> _Written task_:
Count lines holding the word "regent". Only the number is wanted.

>> BEGIN Data extract

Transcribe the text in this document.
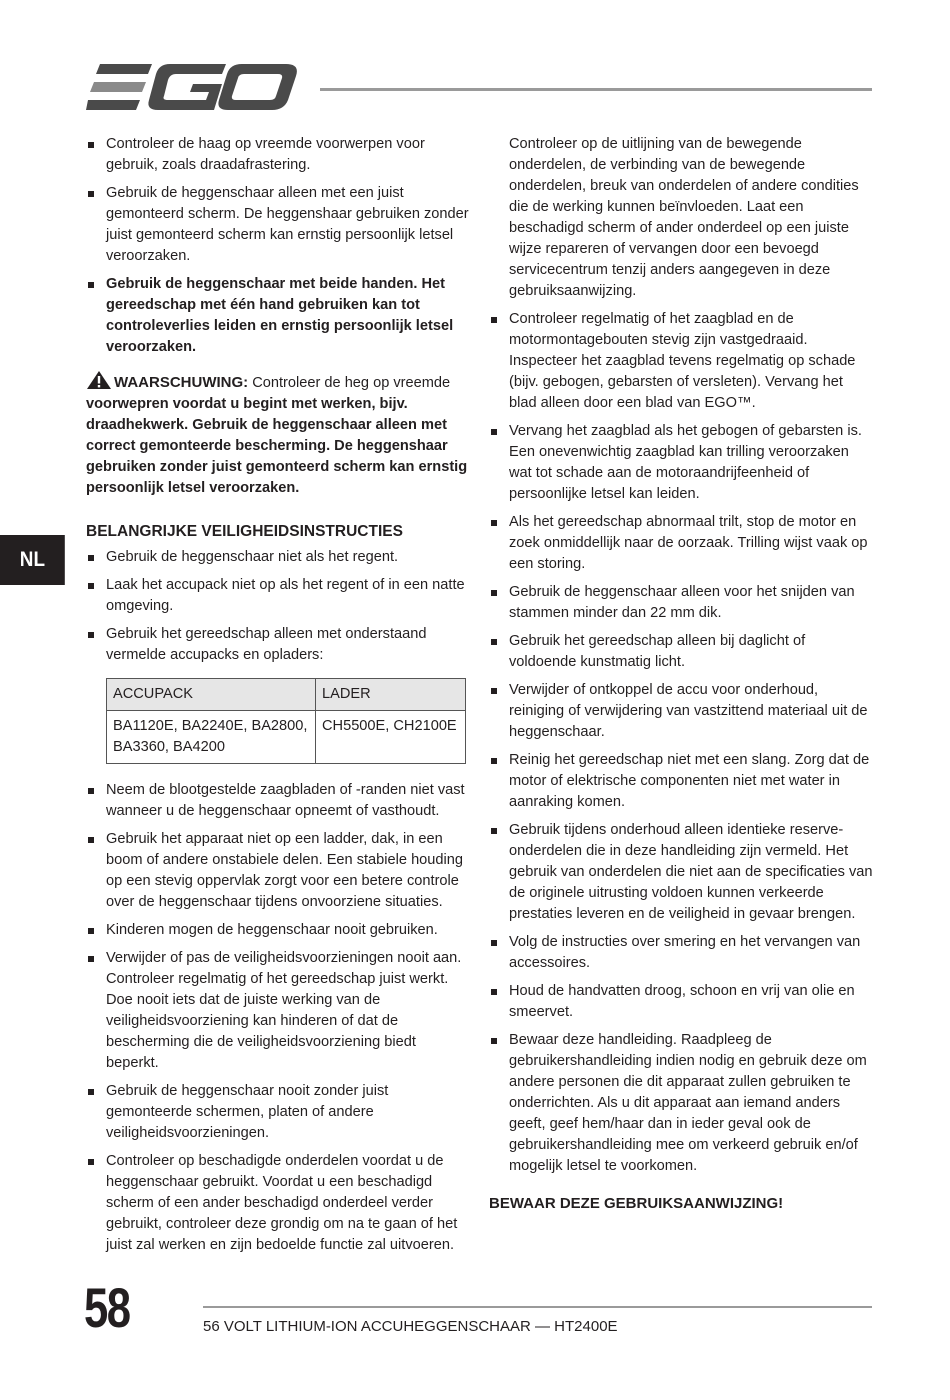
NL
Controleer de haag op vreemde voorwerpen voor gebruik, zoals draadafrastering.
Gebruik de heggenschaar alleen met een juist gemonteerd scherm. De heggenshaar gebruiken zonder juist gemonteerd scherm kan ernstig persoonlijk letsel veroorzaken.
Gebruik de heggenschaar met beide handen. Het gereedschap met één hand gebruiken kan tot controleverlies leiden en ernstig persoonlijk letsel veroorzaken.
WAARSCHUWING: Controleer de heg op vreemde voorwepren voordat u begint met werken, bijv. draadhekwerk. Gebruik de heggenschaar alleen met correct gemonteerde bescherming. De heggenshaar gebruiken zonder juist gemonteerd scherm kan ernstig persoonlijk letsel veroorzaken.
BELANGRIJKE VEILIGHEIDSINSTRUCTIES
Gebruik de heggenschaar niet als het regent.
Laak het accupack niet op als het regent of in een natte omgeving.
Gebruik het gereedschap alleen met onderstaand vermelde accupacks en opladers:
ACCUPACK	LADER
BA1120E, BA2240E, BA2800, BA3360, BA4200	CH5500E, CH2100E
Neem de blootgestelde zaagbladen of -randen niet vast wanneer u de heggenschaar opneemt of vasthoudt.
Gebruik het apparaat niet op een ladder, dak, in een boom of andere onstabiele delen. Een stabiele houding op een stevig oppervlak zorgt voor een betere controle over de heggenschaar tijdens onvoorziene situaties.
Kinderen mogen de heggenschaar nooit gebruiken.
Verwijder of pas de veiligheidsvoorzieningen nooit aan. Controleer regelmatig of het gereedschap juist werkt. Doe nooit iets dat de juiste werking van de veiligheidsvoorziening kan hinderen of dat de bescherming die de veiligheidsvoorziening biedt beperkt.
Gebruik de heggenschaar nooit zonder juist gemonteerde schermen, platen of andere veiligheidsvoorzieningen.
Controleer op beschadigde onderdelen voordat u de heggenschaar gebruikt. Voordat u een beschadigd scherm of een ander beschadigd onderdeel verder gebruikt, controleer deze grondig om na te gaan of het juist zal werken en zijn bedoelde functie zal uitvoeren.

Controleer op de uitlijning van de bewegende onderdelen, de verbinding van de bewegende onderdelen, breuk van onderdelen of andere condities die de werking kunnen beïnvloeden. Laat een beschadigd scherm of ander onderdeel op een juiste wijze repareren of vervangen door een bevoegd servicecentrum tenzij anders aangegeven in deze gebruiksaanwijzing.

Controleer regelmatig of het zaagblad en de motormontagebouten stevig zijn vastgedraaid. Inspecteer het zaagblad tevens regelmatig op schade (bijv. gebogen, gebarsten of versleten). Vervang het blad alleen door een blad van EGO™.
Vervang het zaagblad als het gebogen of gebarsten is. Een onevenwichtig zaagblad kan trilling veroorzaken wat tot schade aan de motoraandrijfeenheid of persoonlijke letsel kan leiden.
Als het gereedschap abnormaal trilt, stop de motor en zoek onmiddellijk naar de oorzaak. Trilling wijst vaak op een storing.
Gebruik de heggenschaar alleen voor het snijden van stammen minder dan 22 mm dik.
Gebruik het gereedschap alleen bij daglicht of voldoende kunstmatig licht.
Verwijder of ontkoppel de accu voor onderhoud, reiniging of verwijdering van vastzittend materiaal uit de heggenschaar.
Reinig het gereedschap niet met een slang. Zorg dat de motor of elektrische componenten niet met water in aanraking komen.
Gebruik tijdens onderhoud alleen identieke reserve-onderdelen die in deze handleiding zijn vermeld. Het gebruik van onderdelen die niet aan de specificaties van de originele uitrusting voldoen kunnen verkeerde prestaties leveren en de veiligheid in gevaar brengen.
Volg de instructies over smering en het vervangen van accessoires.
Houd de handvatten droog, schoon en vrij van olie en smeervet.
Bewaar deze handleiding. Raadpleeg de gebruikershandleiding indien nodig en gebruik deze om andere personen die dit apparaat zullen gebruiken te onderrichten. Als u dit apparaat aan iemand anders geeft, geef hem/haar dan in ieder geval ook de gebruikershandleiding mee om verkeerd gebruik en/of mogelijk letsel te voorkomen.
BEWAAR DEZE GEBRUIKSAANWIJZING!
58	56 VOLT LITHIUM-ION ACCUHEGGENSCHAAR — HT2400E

>> END Data extract
>> BEGIN Data extract

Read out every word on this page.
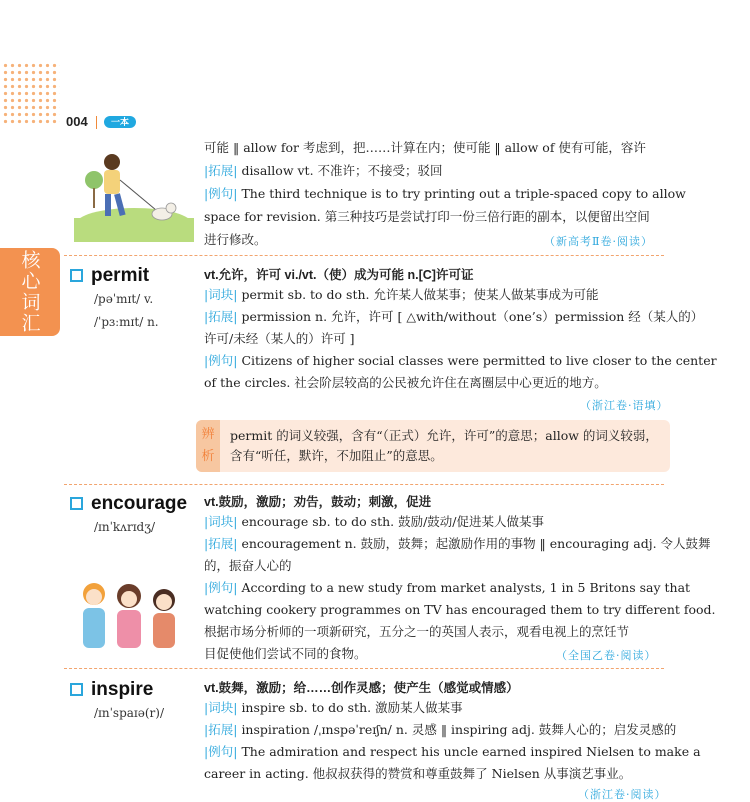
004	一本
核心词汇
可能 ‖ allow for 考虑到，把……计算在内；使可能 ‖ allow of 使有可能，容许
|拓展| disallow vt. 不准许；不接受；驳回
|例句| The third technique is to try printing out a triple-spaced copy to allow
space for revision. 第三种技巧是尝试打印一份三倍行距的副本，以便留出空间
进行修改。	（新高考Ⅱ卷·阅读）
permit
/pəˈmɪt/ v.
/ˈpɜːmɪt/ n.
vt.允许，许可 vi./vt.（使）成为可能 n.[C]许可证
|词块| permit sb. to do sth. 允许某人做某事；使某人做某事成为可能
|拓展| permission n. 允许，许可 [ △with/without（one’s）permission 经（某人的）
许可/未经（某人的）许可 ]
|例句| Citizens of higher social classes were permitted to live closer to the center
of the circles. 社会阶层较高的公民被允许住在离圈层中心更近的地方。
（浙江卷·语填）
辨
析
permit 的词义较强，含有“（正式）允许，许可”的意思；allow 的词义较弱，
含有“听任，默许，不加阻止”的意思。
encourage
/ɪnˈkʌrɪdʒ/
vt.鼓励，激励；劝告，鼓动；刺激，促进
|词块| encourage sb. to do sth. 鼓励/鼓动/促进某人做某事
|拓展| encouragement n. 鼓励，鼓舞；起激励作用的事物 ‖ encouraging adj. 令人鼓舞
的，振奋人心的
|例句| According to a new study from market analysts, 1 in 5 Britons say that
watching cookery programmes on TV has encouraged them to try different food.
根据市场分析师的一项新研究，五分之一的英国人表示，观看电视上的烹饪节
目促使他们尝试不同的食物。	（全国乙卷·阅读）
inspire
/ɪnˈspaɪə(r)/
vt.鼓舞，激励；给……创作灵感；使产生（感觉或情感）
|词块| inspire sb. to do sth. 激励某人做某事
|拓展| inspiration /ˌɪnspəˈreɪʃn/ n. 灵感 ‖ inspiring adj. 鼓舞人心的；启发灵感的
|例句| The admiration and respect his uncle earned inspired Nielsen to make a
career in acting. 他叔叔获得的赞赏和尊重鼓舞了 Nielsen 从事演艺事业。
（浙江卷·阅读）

>> END Data extract

> _Complete answer_:
2